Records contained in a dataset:
--- start ---
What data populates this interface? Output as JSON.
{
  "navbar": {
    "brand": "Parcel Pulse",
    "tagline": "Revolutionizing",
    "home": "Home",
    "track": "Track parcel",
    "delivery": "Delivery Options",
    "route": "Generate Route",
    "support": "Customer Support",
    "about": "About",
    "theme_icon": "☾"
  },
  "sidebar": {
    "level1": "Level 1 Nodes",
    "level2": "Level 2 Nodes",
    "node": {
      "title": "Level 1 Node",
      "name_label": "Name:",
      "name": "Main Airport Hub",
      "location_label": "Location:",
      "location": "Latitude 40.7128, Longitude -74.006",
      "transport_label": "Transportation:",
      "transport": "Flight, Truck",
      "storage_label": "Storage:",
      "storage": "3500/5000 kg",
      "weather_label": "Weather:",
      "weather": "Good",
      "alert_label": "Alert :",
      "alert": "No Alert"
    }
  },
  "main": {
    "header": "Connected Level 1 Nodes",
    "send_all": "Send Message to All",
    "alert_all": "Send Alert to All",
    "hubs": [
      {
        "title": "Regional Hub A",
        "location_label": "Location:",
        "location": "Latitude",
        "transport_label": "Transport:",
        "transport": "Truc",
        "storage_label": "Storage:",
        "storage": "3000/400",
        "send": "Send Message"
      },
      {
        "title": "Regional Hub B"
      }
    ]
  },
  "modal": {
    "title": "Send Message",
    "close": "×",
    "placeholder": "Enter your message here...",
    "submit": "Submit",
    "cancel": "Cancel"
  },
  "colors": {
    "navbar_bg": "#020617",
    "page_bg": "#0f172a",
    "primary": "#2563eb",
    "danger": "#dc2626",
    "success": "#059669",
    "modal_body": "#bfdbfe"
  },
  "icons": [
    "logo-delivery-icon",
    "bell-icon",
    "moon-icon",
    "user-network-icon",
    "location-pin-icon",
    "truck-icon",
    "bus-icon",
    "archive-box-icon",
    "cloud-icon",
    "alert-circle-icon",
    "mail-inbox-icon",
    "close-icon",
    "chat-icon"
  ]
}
--- end ---
EXERCISE DESCRIPTION: Gather all the lines that include the word "title" and copy them out.

EXERCISE SOLUTION:
      "title": "Level 1 Node",
        "title": "Regional Hub A",
        "title": "Regional Hub B"
    "title": "Send Message",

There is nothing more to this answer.